▶ Given exercise:
Every entry should be repeated exactly. Omit the pictures.

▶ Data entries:
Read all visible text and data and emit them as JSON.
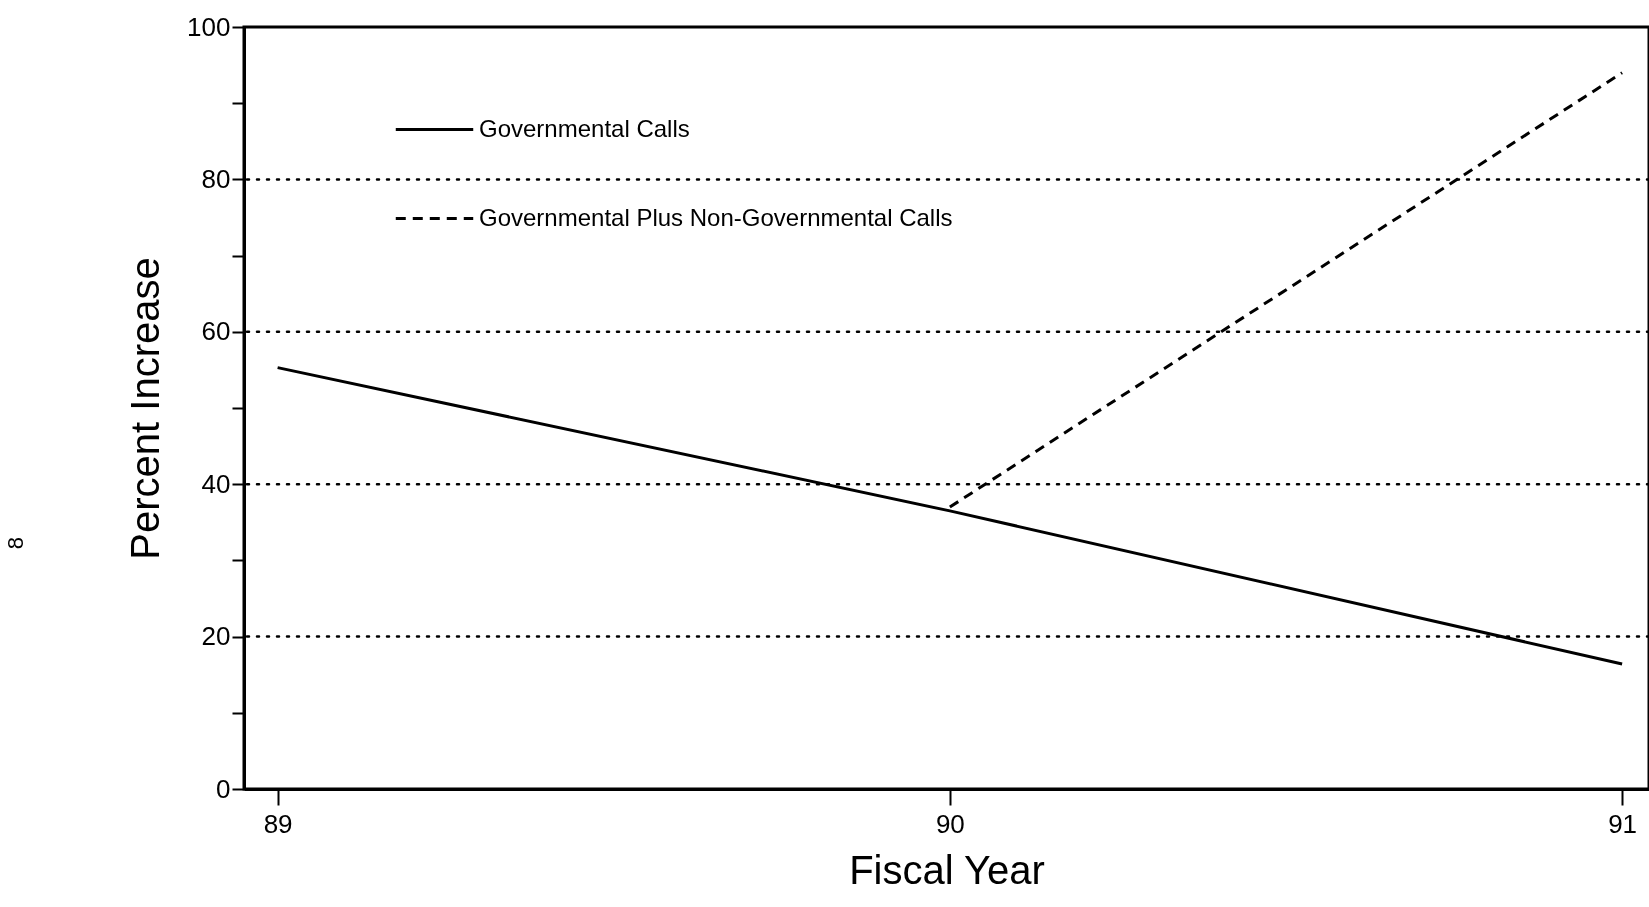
{
  "chart_data": {
    "type": "line",
    "xlabel": "Fiscal Year",
    "ylabel": "Percent Increase",
    "x": [
      89,
      90,
      91
    ],
    "series": [
      {
        "name": "Governmental Calls",
        "color": "#000000",
        "line_style": "solid",
        "values": [
          55.3,
          36.5,
          16.4
        ]
      },
      {
        "name": "Governmental Plus Non-Governmental Calls",
        "color": "#000000",
        "line_style": "dashed",
        "values": [
          null,
          37,
          94
        ]
      }
    ],
    "xlim": [
      88.95,
      91.04
    ],
    "xticks": [
      89,
      90,
      91
    ],
    "ylim": [
      0,
      100
    ],
    "yticks": [
      0,
      {
        "value": 10,
        "label": null
      },
      20,
      {
        "value": 30,
        "label": null
      },
      40,
      {
        "value": 50,
        "label": null
      },
      60,
      {
        "value": 70,
        "label": null
      },
      80,
      {
        "value": 90,
        "label": null
      },
      100
    ],
    "grid": "y",
    "legend": "top",
    "marker": "none",
    "annotations": [
      "8"
    ]
  }
}
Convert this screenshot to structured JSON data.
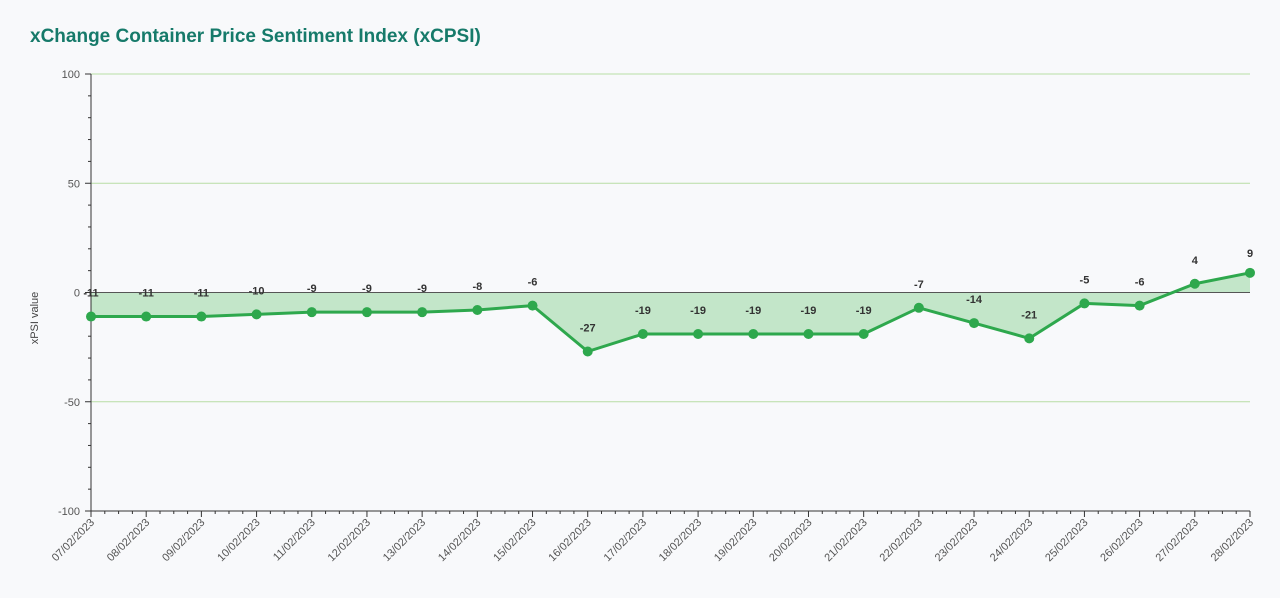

▶ Solution for this problem:
Read all visible text and data and emit them as JSON.
{
  "chart_data": {
    "type": "line",
    "xlabel": "Fiscal Year",
    "ylabel": "Percent Increase",
    "x": [
      89,
      90,
      91
    ],
    "series": [
      {
        "name": "Governmental Calls",
        "color": "#000000",
        "line_style": "solid",
        "values": [
          55.3,
          36.5,
          16.4
        ]
      },
      {
        "name": "Governmental Plus Non-Governmental Calls",
        "color": "#000000",
        "line_style": "dashed",
        "values": [
          null,
          37,
          94
        ]
      }
    ],
    "xlim": [
      88.95,
      91.04
    ],
    "xticks": [
      89,
      90,
      91
    ],
    "ylim": [
      0,
      100
    ],
    "yticks": [
      0,
      {
        "value": 10,
        "label": null
      },
      20,
      {
        "value": 30,
        "label": null
      },
      40,
      {
        "value": 50,
        "label": null
      },
      60,
      {
        "value": 70,
        "label": null
      },
      80,
      {
        "value": 90,
        "label": null
      },
      100
    ],
    "grid": "y",
    "legend": "top",
    "marker": "none",
    "annotations": [
      "8"
    ]
  }
}
Convert this screenshot to structured JSON data.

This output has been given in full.